Problem requirements:
Copy the records below exactly as they appear.

Extracted material:

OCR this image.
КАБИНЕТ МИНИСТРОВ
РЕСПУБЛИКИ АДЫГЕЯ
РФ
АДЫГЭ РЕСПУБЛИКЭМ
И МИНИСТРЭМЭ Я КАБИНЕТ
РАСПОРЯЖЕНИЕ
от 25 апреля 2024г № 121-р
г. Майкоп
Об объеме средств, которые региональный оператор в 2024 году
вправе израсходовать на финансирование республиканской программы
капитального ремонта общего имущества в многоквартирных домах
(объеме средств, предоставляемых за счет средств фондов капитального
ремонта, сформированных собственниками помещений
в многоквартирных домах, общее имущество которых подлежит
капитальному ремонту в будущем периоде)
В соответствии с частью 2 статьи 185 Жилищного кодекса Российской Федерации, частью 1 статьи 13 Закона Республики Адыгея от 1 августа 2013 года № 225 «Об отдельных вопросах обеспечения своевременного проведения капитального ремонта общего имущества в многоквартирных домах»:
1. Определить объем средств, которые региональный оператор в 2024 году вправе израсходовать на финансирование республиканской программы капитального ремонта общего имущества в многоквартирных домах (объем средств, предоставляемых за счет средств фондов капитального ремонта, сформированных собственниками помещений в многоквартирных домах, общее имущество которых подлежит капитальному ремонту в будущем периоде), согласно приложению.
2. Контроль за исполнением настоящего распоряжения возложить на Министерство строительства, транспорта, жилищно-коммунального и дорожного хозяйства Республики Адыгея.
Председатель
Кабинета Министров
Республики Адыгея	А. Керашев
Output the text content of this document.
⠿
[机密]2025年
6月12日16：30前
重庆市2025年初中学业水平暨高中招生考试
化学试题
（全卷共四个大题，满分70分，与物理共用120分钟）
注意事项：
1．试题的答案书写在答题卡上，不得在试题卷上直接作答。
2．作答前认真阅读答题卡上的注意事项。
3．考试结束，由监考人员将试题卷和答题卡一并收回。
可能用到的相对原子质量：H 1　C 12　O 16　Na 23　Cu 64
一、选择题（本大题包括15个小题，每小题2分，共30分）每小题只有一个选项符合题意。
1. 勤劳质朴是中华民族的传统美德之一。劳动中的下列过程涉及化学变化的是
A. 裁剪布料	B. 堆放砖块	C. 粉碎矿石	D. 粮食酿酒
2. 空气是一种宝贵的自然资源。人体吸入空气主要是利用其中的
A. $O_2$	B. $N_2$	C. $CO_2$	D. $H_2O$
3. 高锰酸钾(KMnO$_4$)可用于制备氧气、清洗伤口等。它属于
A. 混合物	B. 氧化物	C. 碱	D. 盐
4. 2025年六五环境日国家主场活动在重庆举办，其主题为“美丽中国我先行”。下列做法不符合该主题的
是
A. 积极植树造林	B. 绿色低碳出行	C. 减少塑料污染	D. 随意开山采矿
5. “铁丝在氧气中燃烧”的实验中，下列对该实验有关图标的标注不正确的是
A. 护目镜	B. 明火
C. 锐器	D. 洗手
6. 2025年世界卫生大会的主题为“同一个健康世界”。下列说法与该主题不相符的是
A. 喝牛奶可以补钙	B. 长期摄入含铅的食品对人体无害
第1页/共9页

Correct answer:
OCR this image.
КАБИНЕТ МИНИСТРОВ
РЕСПУБЛИКИ АДЫГЕЯ
РФ
АДЫГЭ РЕСПУБЛИКЭМ
И МИНИСТРЭМЭ Я КАБИНЕТ
РАСПОРЯЖЕНИЕ
от 25 апреля 2024г № 121-р
г. Майкоп
Об объеме средств, которые региональный оператор в 2024 году
вправе израсходовать на финансирование республиканской программы
капитального ремонта общего имущества в многоквартирных домах
(объеме средств, предоставляемых за счет средств фондов капитального
ремонта, сформированных собственниками помещений
в многоквартирных домах, общее имущество которых подлежит
капитальному ремонту в будущем периоде)
В соответствии с частью 2 статьи 185 Жилищного кодекса Российской Федерации, частью 1 статьи 13 Закона Республики Адыгея от 1 августа 2013 года № 225 «Об отдельных вопросах обеспечения своевременного проведения капитального ремонта общего имущества в многоквартирных домах»:
1. Определить объем средств, которые региональный оператор в 2024 году вправе израсходовать на финансирование республиканской программы капитального ремонта общего имущества в многоквартирных домах (объем средств, предоставляемых за счет средств фондов капитального ремонта, сформированных собственниками помещений в многоквартирных домах, общее имущество которых подлежит капитальному ремонту в будущем периоде), согласно приложению.
2. Контроль за исполнением настоящего распоряжения возложить на Министерство строительства, транспорта, жилищно-коммунального и дорожного хозяйства Республики Адыгея.
Председатель
Кабинета Министров
Республики Адыгея	А. Керашев
Output the text content of this document.
⠿
[机密]2025年
6月12日16：30前
重庆市2025年初中学业水平暨高中招生考试
化学试题
（全卷共四个大题，满分70分，与物理共用120分钟）
注意事项：
1．试题的答案书写在答题卡上，不得在试题卷上直接作答。
2．作答前认真阅读答题卡上的注意事项。
3．考试结束，由监考人员将试题卷和答题卡一并收回。
可能用到的相对原子质量：H 1　C 12　O 16　Na 23　Cu 64
一、选择题（本大题包括15个小题，每小题2分，共30分）每小题只有一个选项符合题意。
1. 勤劳质朴是中华民族的传统美德之一。劳动中的下列过程涉及化学变化的是
A. 裁剪布料	B. 堆放砖块	C. 粉碎矿石	D. 粮食酿酒
2. 空气是一种宝贵的自然资源。人体吸入空气主要是利用其中的
A. $O_2$	B. $N_2$	C. $CO_2$	D. $H_2O$
3. 高锰酸钾(KMnO$_4$)可用于制备氧气、清洗伤口等。它属于
A. 混合物	B. 氧化物	C. 碱	D. 盐
4. 2025年六五环境日国家主场活动在重庆举办，其主题为“美丽中国我先行”。下列做法不符合该主题的
是
A. 积极植树造林	B. 绿色低碳出行	C. 减少塑料污染	D. 随意开山采矿
5. “铁丝在氧气中燃烧”的实验中，下列对该实验有关图标的标注不正确的是
A. 护目镜	B. 明火
C. 锐器	D. 洗手
6. 2025年世界卫生大会的主题为“同一个健康世界”。下列说法与该主题不相符的是
A. 喝牛奶可以补钙	B. 长期摄入含铅的食品对人体无害
第1页/共9页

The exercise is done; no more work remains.